[Stored data]

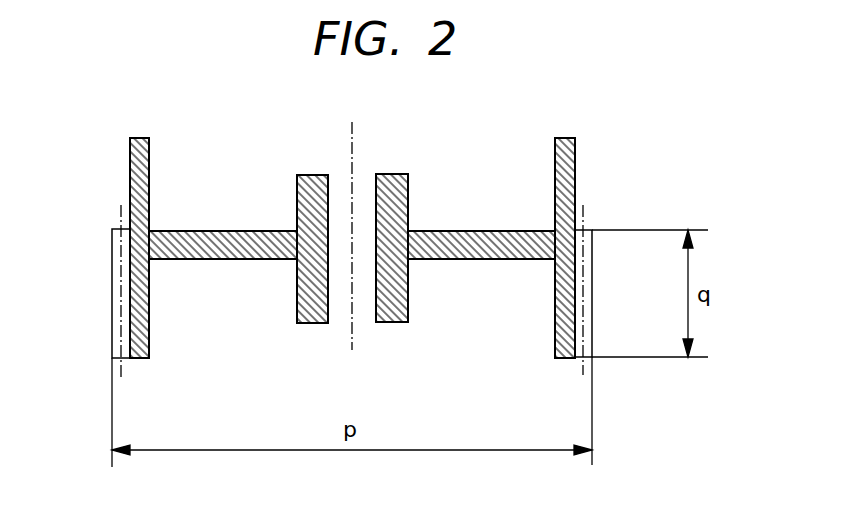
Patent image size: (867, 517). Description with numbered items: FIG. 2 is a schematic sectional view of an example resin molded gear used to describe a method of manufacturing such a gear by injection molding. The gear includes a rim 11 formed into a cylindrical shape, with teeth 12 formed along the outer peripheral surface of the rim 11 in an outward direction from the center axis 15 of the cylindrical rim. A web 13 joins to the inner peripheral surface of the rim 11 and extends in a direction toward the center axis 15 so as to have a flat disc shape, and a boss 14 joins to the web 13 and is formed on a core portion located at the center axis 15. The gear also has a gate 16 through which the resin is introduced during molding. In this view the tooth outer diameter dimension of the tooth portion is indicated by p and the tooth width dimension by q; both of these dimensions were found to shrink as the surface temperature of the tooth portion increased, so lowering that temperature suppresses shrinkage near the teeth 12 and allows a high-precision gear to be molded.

The rim 11 is at (140, 362).
The teeth 12 is at (112, 292).
The web 13 is at (217, 230).
The boss 14 is at (408, 303).
The center axis 15 is at (352, 342).
The gate 16 is at (315, 173).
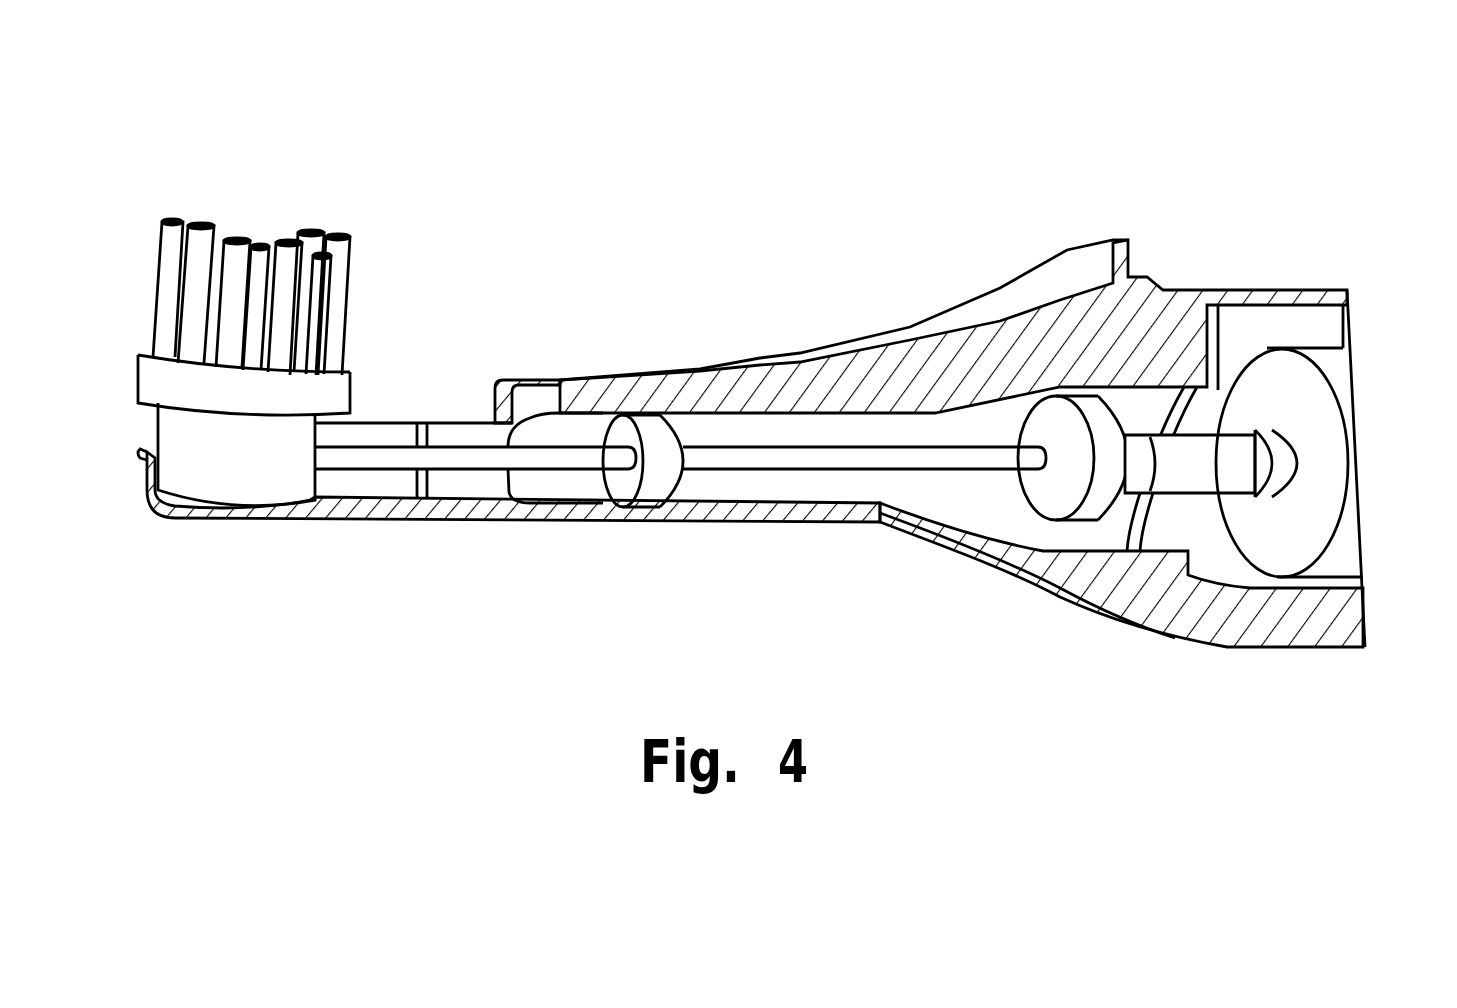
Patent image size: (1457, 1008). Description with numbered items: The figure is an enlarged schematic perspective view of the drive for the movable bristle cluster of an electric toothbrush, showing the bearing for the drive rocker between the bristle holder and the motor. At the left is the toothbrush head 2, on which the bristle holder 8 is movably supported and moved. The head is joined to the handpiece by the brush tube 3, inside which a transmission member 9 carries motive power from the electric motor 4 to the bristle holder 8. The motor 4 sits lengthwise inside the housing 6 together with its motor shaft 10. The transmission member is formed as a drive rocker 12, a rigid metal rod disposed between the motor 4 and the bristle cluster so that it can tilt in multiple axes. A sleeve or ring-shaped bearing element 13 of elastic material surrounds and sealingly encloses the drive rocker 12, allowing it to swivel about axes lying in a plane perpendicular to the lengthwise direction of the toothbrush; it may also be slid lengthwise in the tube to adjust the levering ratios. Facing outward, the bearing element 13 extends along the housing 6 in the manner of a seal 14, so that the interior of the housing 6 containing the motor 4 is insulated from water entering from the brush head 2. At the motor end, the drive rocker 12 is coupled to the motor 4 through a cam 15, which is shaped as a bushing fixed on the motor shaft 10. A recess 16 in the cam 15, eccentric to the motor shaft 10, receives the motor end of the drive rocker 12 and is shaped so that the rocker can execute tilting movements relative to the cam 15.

The toothbrush head 2 is at (227, 542).
The brush tube 3 is at (725, 515).
The electric motor 4 is at (1318, 460).
The housing 6 is at (1032, 290).
The bristle holder 8 is at (330, 392).
The transmission member 9 is at (880, 490).
The motor shaft 10 is at (1148, 458).
The drive rocker 12 is at (758, 468).
The bearing element 13 is at (670, 444).
The seal 14 is at (623, 494).
The cam 15 is at (1112, 487).
The recess 16 is at (953, 548).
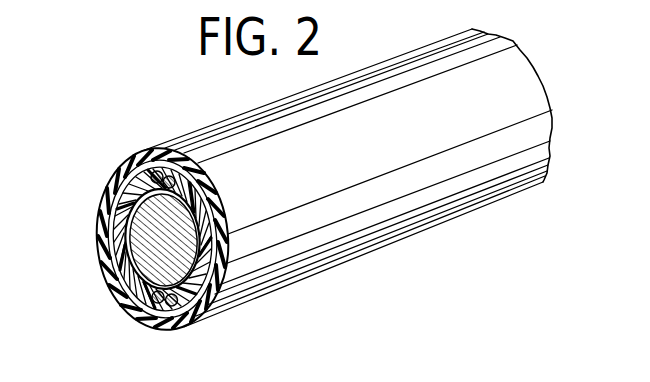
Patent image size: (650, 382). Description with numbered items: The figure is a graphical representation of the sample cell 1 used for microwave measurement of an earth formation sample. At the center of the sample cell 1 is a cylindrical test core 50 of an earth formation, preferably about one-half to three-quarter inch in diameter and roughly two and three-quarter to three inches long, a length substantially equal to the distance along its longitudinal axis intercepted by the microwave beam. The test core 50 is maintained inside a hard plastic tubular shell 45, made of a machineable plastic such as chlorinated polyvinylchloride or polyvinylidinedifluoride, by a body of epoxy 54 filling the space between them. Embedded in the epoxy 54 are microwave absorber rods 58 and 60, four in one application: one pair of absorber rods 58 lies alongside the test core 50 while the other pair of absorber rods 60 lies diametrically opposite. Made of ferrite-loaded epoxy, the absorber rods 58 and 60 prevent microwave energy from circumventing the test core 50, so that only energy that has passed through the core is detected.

The sample cell 1 is at (514, 199).
The tubular shell 45 is at (100, 233).
The test core 50 is at (146, 262).
The epoxy 54 is at (220, 307).
The absorber rods 58 is at (167, 306).
The absorber rods 60 is at (168, 176).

→ **Instructions for the task**: Rewrite all the entries above with every "schematic" changed to "diagrammatic" and everything else left as it is. Leave the pictures out of your answer.

→ **Result**:
Patent image size: (867, 517). Description with numbered items: FIG. 2 is a diagrammatic sectional view of an example resin molded gear used to describe a method of manufacturing such a gear by injection molding. The gear includes a rim 11 formed into a cylindrical shape, with teeth 12 formed along the outer peripheral surface of the rim 11 in an outward direction from the center axis 15 of the cylindrical rim. A web 13 joins to the inner peripheral surface of the rim 11 and extends in a direction toward the center axis 15 so as to have a flat disc shape, and a boss 14 joins to the web 13 and is formed on a core portion located at the center axis 15. The gear also has a gate 16 through which the resin is introduced during molding. In this view the tooth outer diameter dimension of the tooth portion is indicated by p and the tooth width dimension by q; both of these dimensions were found to shrink as the surface temperature of the tooth portion increased, so lowering that temperature suppresses shrinkage near the teeth 12 and allows a high-precision gear to be molded.

The rim 11 is at (140, 362).
The teeth 12 is at (112, 292).
The web 13 is at (217, 230).
The boss 14 is at (408, 303).
The center axis 15 is at (352, 342).
The gate 16 is at (315, 173).
Patent image size: (1457, 1008). Description with numbered items: The figure is an enlarged diagrammatic perspective view of the drive for the movable bristle cluster of an electric toothbrush, showing the bearing for the drive rocker between the bristle holder and the motor. At the left is the toothbrush head 2, on which the bristle holder 8 is movably supported and moved. The head is joined to the handpiece by the brush tube 3, inside which a transmission member 9 carries motive power from the electric motor 4 to the bristle holder 8. The motor 4 sits lengthwise inside the housing 6 together with its motor shaft 10. The transmission member is formed as a drive rocker 12, a rigid metal rod disposed between the motor 4 and the bristle cluster so that it can tilt in multiple axes. A sleeve or ring-shaped bearing element 13 of elastic material surrounds and sealingly encloses the drive rocker 12, allowing it to swivel about axes lying in a plane perpendicular to the lengthwise direction of the toothbrush; it may also be slid lengthwise in the tube to adjust the levering ratios. Facing outward, the bearing element 13 extends along the housing 6 in the manner of a seal 14, so that the interior of the housing 6 containing the motor 4 is insulated from water entering from the brush head 2. At the motor end, the drive rocker 12 is coupled to the motor 4 through a cam 15, which is shaped as a bushing fixed on the motor shaft 10. A recess 16 in the cam 15, eccentric to the motor shaft 10, receives the motor end of the drive rocker 12 and is shaped so that the rocker can execute tilting movements relative to the cam 15.

The toothbrush head 2 is at (227, 542).
The brush tube 3 is at (725, 515).
The electric motor 4 is at (1318, 460).
The housing 6 is at (1032, 290).
The bristle holder 8 is at (330, 392).
The transmission member 9 is at (880, 490).
The motor shaft 10 is at (1148, 458).
The drive rocker 12 is at (758, 468).
The bearing element 13 is at (670, 444).
The seal 14 is at (623, 494).
The cam 15 is at (1112, 487).
The recess 16 is at (953, 548).
Patent image size: (650, 382). Description with numbered items: The figure is a graphical representation of the sample cell 1 used for microwave measurement of an earth formation sample. At the center of the sample cell 1 is a cylindrical test core 50 of an earth formation, preferably about one-half to three-quarter inch in diameter and roughly two and three-quarter to three inches long, a length substantially equal to the distance along its longitudinal axis intercepted by the microwave beam. The test core 50 is maintained inside a hard plastic tubular shell 45, made of a machineable plastic such as chlorinated polyvinylchloride or polyvinylidinedifluoride, by a body of epoxy 54 filling the space between them. Embedded in the epoxy 54 are microwave absorber rods 58 and 60, four in one application: one pair of absorber rods 58 lies alongside the test core 50 while the other pair of absorber rods 60 lies diametrically opposite. Made of ferrite-loaded epoxy, the absorber rods 58 and 60 prevent microwave energy from circumventing the test core 50, so that only energy that has passed through the core is detected.

The sample cell 1 is at (514, 199).
The tubular shell 45 is at (100, 233).
The test core 50 is at (146, 262).
The epoxy 54 is at (220, 307).
The absorber rods 58 is at (167, 306).
The absorber rods 60 is at (168, 176).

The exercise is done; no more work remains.